RECORDED DATA:
-- begin --

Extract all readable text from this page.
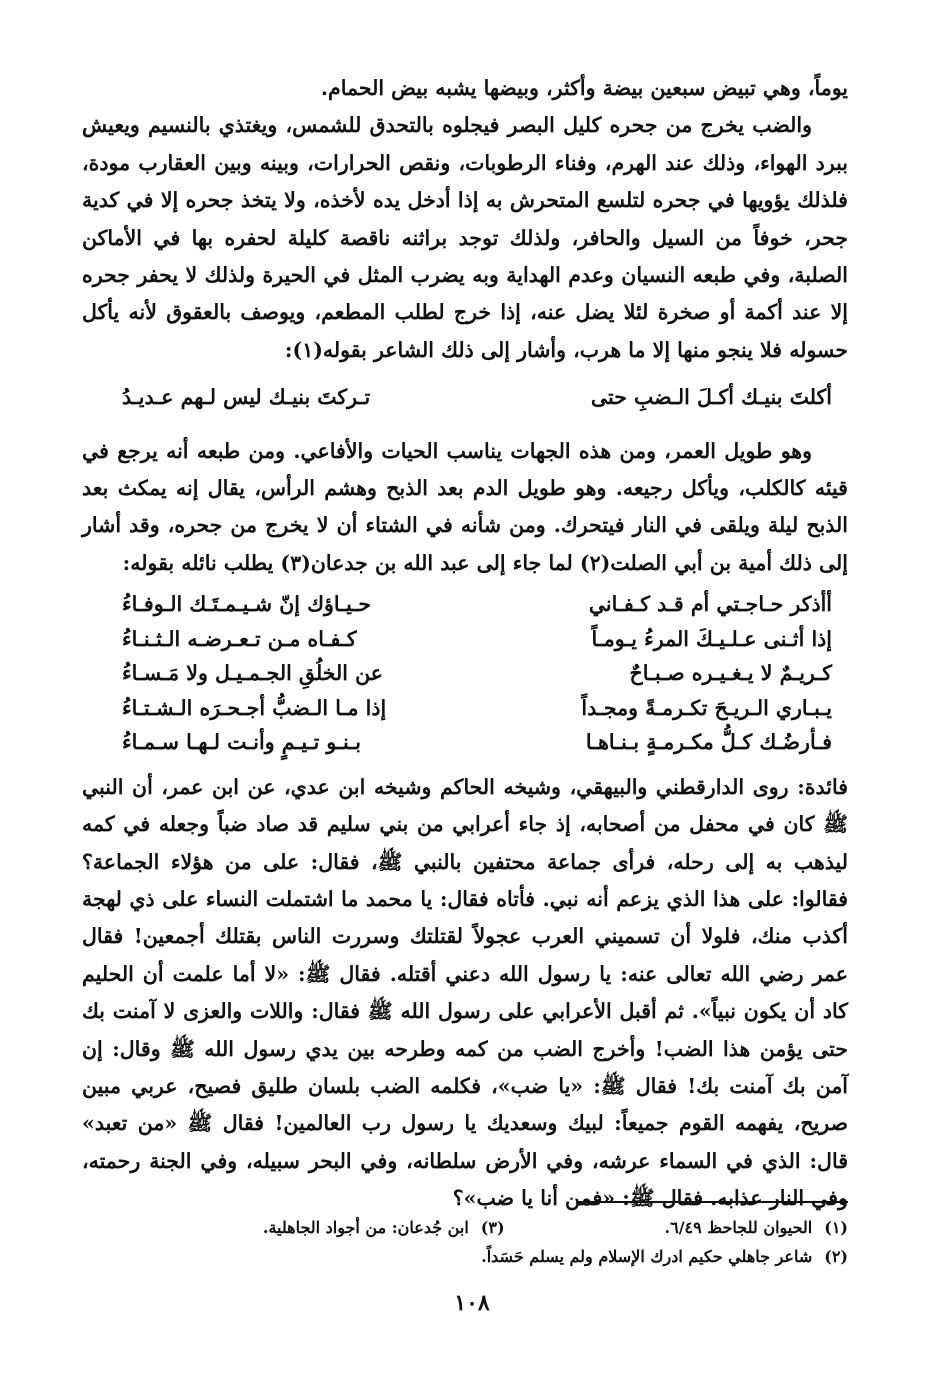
يوماً، وهي تبيض سبعين بيضة وأكثر، وبيضها يشبه بيض الحمام.

والضب يخرج من جحره كليل البصر فيجلوه بالتحدق للشمس، ويغتذي بالنسيم ويعيش ببرد الهواء، وذلك عند الهرم، وفناء الرطوبات، ونقص الحرارات، وبينه وبين العقارب مودة، فلذلك يؤويها في جحره لتلسع المتحرش به إذا أدخل يده لأخذه، ولا يتخذ جحره إلا في كدية جحر، خوفاً من السيل والحافر، ولذلك توجد براثنه ناقصة كليلة لحفره بها في الأماكن الصلبة، وفي طبعه النسيان وعدم الهداية وبه يضرب المثل في الحيرة ولذلك لا يحفر جحره إلا عند أكمة أو صخرة لئلا يضل عنه، إذا خرج لطلب المطعم، ويوصف بالعقوق لأنه يأكل حسوله فلا ينجو منها إلا ما هرب، وأشار إلى ذلك الشاعر بقوله(١):

أكلتَ بنيـك أكـلَ الـضبِ حتى
تـركتَ بنيـك ليس لـهم عـديـدُ

وهو طويل العمر، ومن هذه الجهات يناسب الحيات والأفاعي. ومن طبعه أنه يرجع في قيئه كالكلب، ويأكل رجيعه. وهو طويل الدم بعد الذبح وهشم الرأس، يقال إنه يمكث بعد الذبح ليلة ويلقى في النار فيتحرك. ومن شأنه في الشتاء أن لا يخرج من جحره، وقد أشار إلى ذلك أمية بن أبي الصلت(٢) لما جاء إلى عبد الله بن جدعان(٣) يطلب نائله بقوله:

أأذكر حـاجـتي أم قـد كـفـاني
حـيـاؤك إنّ شـيـمـتَـك الـوفـاءُ
إذا أثـنى عـلـيـكَ المرءُ يـومـاً
كـفـاه مـن تـعـرضـه الـثـنـاءُ
كـريـمٌ لا يـغـيـره صـبـاحٌ
عن الخلُقِ الجـمـيـل ولا مَـسـاءُ
يـبـاري الـريـحَ تكـرمـةً ومجـداً
إذا مـا الـضبُّ أجـحـرَه الـشـتـاءُ
فـأرضُـك كـلُّ مكـرمـةٍ بـنـاهـا
بـنـو تـيـمٍ وأنـت لـهـا سـمـاءُ

فائدة: روى الدارقطني والبيهقي، وشيخه الحاكم وشيخه ابن عدي، عن ابن عمر، أن النبي ﷺ كان في محفل من أصحابه، إذ جاء أعرابي من بني سليم قد صاد ضباً وجعله في كمه ليذهب به إلى رحله، فرأى جماعة محتفين بالنبي ﷺ، فقال: على من هؤلاء الجماعة؟ فقالوا: على هذا الذي يزعم أنه نبي. فأتاه فقال: يا محمد ما اشتملت النساء على ذي لهجة أكذب منك، فلولا أن تسميني العرب عجولاً لقتلتك وسررت الناس بقتلك أجمعين! فقال عمر رضي الله تعالى عنه: يا رسول الله دعني أقتله. فقال ﷺ: «لا أما علمت أن الحليم كاد أن يكون نبياً». ثم أقبل الأعرابي على رسول الله ﷺ فقال: واللات والعزى لا آمنت بك حتى يؤمن هذا الضب! وأخرج الضب من كمه وطرحه بين يدي رسول الله ﷺ وقال: إن آمن بك آمنت بك! فقال ﷺ: «يا ضب»، فكلمه الضب بلسان طليق فصيح، عربي مبين صريح، يفهمه القوم جميعاً: لبيك وسعديك يا رسول رب العالمين! فقال ﷺ «من تعبد» قال: الذي في السماء عرشه، وفي الأرض سلطانه، وفي البحر سبيله، وفي الجنة رحمته، وفي النار عذابه. فقال ﷺ: «فمن أنا يا ضب»؟

(١)الحيوان للجاحظ ٦/٤٩.
(٣)ابن جُدعان: من أجواد الجاهلية.
(٢)شاعر جاهلي حكيم ادرك الإسلام ولم يسلم حَسَداً.
١٠٨
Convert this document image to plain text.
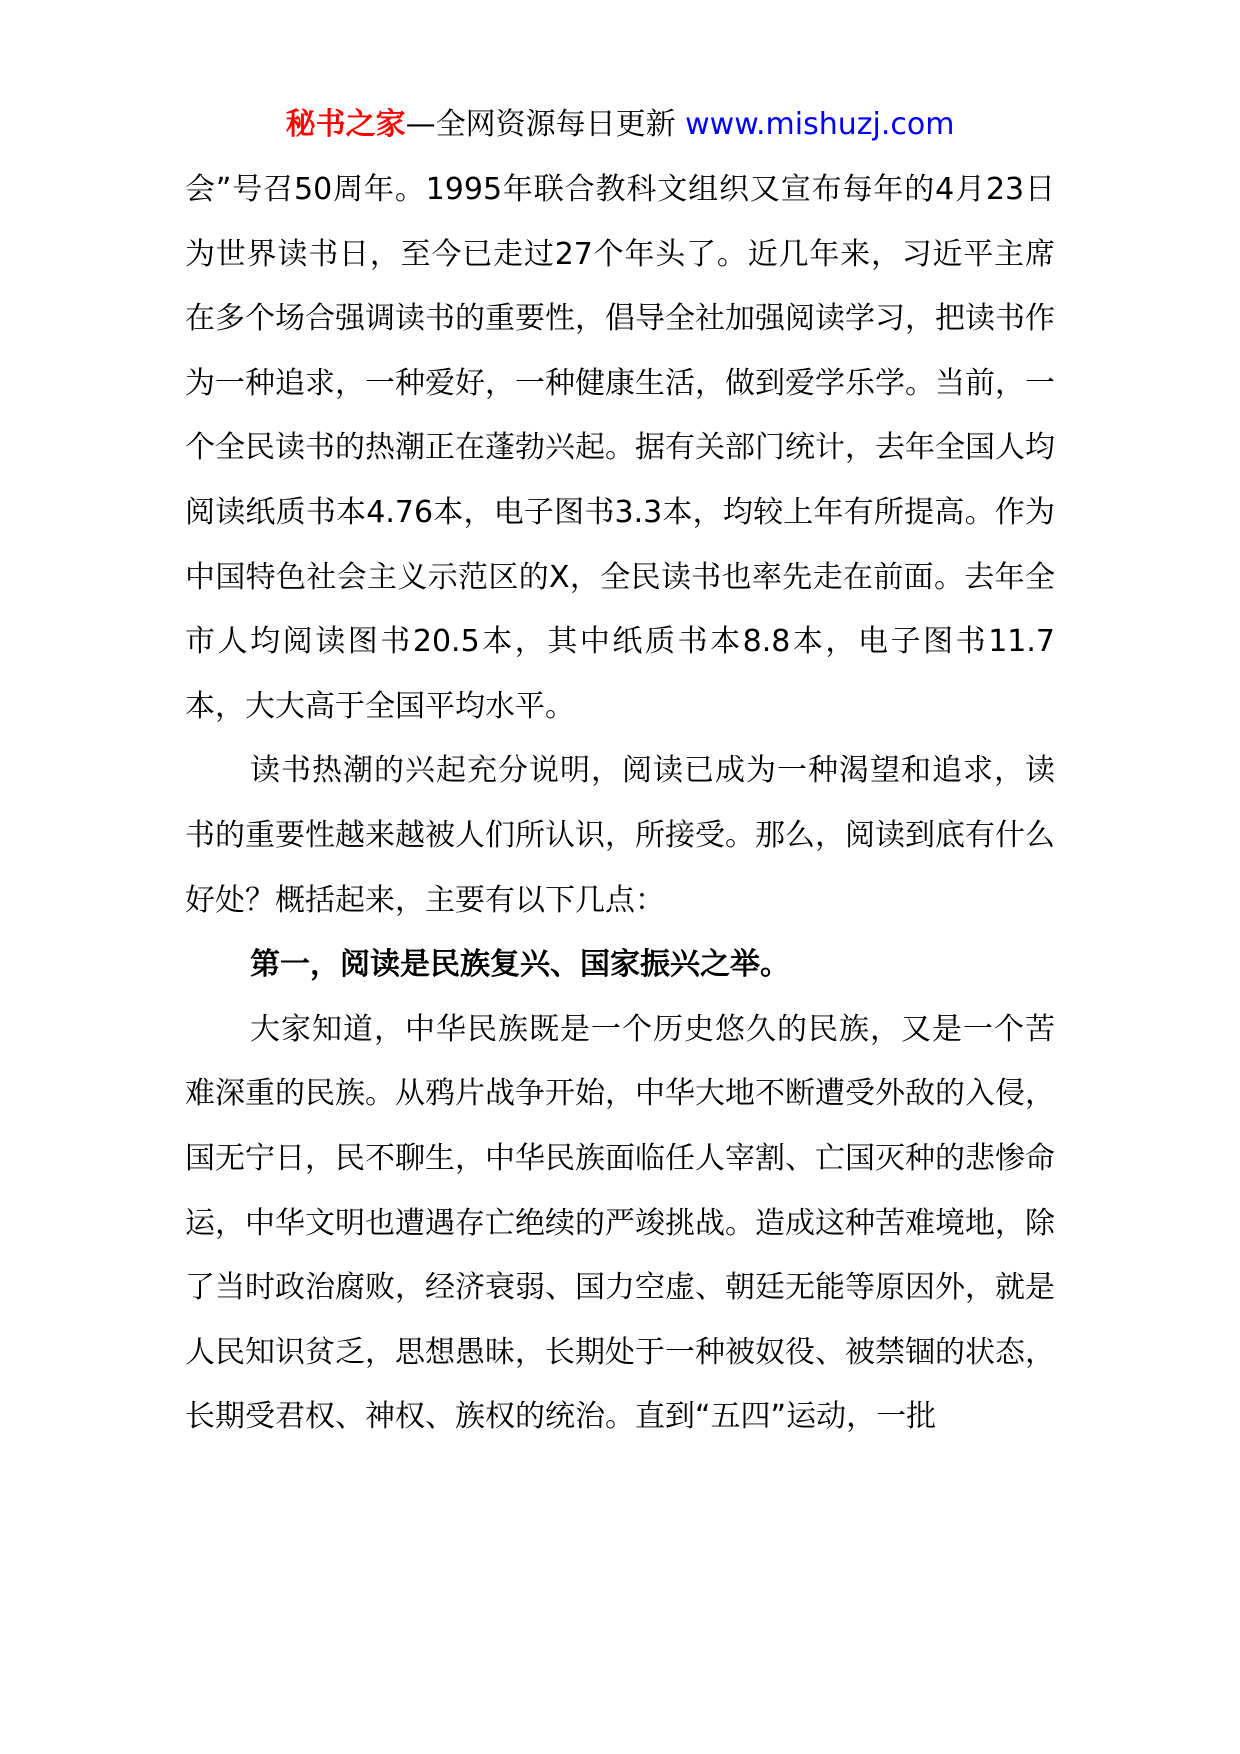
秘书之家—全网资源每日更新 www.mishuzj.com

会”号召50周年。1995年联合教科文组织又宣布每年的4月23日为世界读书日，至今已走过27个年头了。近几年来，习近平主席在多个场合强调读书的重要性，倡导全社加强阅读学习，把读书作为一种追求，一种爱好，一种健康生活，做到爱学乐学。当前，一个全民读书的热潮正在蓬勃兴起。据有关部门统计，去年全国人均阅读纸质书本4.76本，电子图书3.3本，均较上年有所提高。作为中国特色社会主义示范区的X，全民读书也率先走在前面。去年全市人均阅读图书20.5本，其中纸质书本8.8本，电子图书11.7本，大大高于全国平均水平。

读书热潮的兴起充分说明，阅读已成为一种渴望和追求，读书的重要性越来越被人们所认识，所接受。那么，阅读到底有什么好处？概括起来，主要有以下几点：

第一，阅读是民族复兴、国家振兴之举。

大家知道，中华民族既是一个历史悠久的民族，又是一个苦难深重的民族。从鸦片战争开始，中华大地不断遭受外敌的入侵，国无宁日，民不聊生，中华民族面临任人宰割、亡国灭种的悲惨命运，中华文明也遭遇存亡绝续的严竣挑战。造成这种苦难境地，除了当时政治腐败，经济衰弱、国力空虚、朝廷无能等原因外，就是人民知识贫乏，思想愚昧，长期处于一种被奴役、被禁锢的状态，长期受君权、神权、族权的统治。直到“五四”运动，一批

-- end --

PROBLEM TO SOLVE: Tally every line of the listing that holds the string "بقوله", then give the number by itself.

RIGHT ANSWER: 2